» Task instructions:
Reproduce the entries below in full, word for word.

Part of a data file:
• • • •
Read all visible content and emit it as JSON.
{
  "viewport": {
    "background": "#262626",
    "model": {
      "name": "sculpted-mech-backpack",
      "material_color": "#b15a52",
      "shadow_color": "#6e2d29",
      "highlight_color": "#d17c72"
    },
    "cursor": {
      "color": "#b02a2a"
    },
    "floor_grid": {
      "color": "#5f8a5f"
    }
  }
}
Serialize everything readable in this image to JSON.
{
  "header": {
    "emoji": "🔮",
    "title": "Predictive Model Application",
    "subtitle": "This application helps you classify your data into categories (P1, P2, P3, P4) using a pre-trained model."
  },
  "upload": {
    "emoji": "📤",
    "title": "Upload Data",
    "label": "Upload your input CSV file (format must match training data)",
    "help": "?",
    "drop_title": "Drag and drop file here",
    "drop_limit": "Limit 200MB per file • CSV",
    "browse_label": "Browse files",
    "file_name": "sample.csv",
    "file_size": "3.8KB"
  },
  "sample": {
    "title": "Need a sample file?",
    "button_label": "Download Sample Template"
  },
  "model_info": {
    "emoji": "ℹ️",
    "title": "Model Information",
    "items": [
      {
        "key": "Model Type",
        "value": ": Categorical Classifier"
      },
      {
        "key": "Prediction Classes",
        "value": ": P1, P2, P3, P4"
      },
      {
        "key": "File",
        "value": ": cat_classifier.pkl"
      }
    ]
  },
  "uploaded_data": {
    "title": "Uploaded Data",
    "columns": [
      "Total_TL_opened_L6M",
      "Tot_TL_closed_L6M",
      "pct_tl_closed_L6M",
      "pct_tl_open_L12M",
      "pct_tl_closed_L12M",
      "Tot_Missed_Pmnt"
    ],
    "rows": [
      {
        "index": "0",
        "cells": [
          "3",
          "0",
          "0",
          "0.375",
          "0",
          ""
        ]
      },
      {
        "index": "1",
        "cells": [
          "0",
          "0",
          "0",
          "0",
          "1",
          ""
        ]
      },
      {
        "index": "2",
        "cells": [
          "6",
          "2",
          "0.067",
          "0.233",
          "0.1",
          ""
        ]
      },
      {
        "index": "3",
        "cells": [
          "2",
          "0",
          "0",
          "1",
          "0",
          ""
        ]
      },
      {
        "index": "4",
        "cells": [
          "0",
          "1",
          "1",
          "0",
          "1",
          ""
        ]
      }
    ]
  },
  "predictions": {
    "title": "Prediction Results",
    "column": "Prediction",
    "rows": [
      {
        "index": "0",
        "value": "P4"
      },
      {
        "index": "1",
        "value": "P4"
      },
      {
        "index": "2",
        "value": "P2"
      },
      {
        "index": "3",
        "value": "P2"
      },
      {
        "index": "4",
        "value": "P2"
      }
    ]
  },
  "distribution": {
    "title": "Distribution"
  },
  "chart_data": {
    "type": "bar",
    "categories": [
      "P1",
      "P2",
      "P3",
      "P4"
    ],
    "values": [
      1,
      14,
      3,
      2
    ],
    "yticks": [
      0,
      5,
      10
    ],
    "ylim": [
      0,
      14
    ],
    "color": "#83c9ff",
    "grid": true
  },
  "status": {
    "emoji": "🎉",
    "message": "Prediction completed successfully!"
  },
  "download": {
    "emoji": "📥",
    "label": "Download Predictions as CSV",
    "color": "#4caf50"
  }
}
• • • •
» Expected output:
Read all visible content and emit it as JSON.
{
  "viewport": {
    "background": "#262626",
    "model": {
      "name": "sculpted-mech-backpack",
      "material_color": "#b15a52",
      "shadow_color": "#6e2d29",
      "highlight_color": "#d17c72"
    },
    "cursor": {
      "color": "#b02a2a"
    },
    "floor_grid": {
      "color": "#5f8a5f"
    }
  }
}
Serialize everything readable in this image to JSON.
{
  "header": {
    "emoji": "🔮",
    "title": "Predictive Model Application",
    "subtitle": "This application helps you classify your data into categories (P1, P2, P3, P4) using a pre-trained model."
  },
  "upload": {
    "emoji": "📤",
    "title": "Upload Data",
    "label": "Upload your input CSV file (format must match training data)",
    "help": "?",
    "drop_title": "Drag and drop file here",
    "drop_limit": "Limit 200MB per file • CSV",
    "browse_label": "Browse files",
    "file_name": "sample.csv",
    "file_size": "3.8KB"
  },
  "sample": {
    "title": "Need a sample file?",
    "button_label": "Download Sample Template"
  },
  "model_info": {
    "emoji": "ℹ️",
    "title": "Model Information",
    "items": [
      {
        "key": "Model Type",
        "value": ": Categorical Classifier"
      },
      {
        "key": "Prediction Classes",
        "value": ": P1, P2, P3, P4"
      },
      {
        "key": "File",
        "value": ": cat_classifier.pkl"
      }
    ]
  },
  "uploaded_data": {
    "title": "Uploaded Data",
    "columns": [
      "Total_TL_opened_L6M",
      "Tot_TL_closed_L6M",
      "pct_tl_closed_L6M",
      "pct_tl_open_L12M",
      "pct_tl_closed_L12M",
      "Tot_Missed_Pmnt"
    ],
    "rows": [
      {
        "index": "0",
        "cells": [
          "3",
          "0",
          "0",
          "0.375",
          "0",
          ""
        ]
      },
      {
        "index": "1",
        "cells": [
          "0",
          "0",
          "0",
          "0",
          "1",
          ""
        ]
      },
      {
        "index": "2",
        "cells": [
          "6",
          "2",
          "0.067",
          "0.233",
          "0.1",
          ""
        ]
      },
      {
        "index": "3",
        "cells": [
          "2",
          "0",
          "0",
          "1",
          "0",
          ""
        ]
      },
      {
        "index": "4",
        "cells": [
          "0",
          "1",
          "1",
          "0",
          "1",
          ""
        ]
      }
    ]
  },
  "predictions": {
    "title": "Prediction Results",
    "column": "Prediction",
    "rows": [
      {
        "index": "0",
        "value": "P4"
      },
      {
        "index": "1",
        "value": "P4"
      },
      {
        "index": "2",
        "value": "P2"
      },
      {
        "index": "3",
        "value": "P2"
      },
      {
        "index": "4",
        "value": "P2"
      }
    ]
  },
  "distribution": {
    "title": "Distribution"
  },
  "chart_data": {
    "type": "bar",
    "categories": [
      "P1",
      "P2",
      "P3",
      "P4"
    ],
    "values": [
      1,
      14,
      3,
      2
    ],
    "yticks": [
      0,
      5,
      10
    ],
    "ylim": [
      0,
      14
    ],
    "color": "#83c9ff",
    "grid": true
  },
  "status": {
    "emoji": "🎉",
    "message": "Prediction completed successfully!"
  },
  "download": {
    "emoji": "📥",
    "label": "Download Predictions as CSV",
    "color": "#4caf50"
  }
}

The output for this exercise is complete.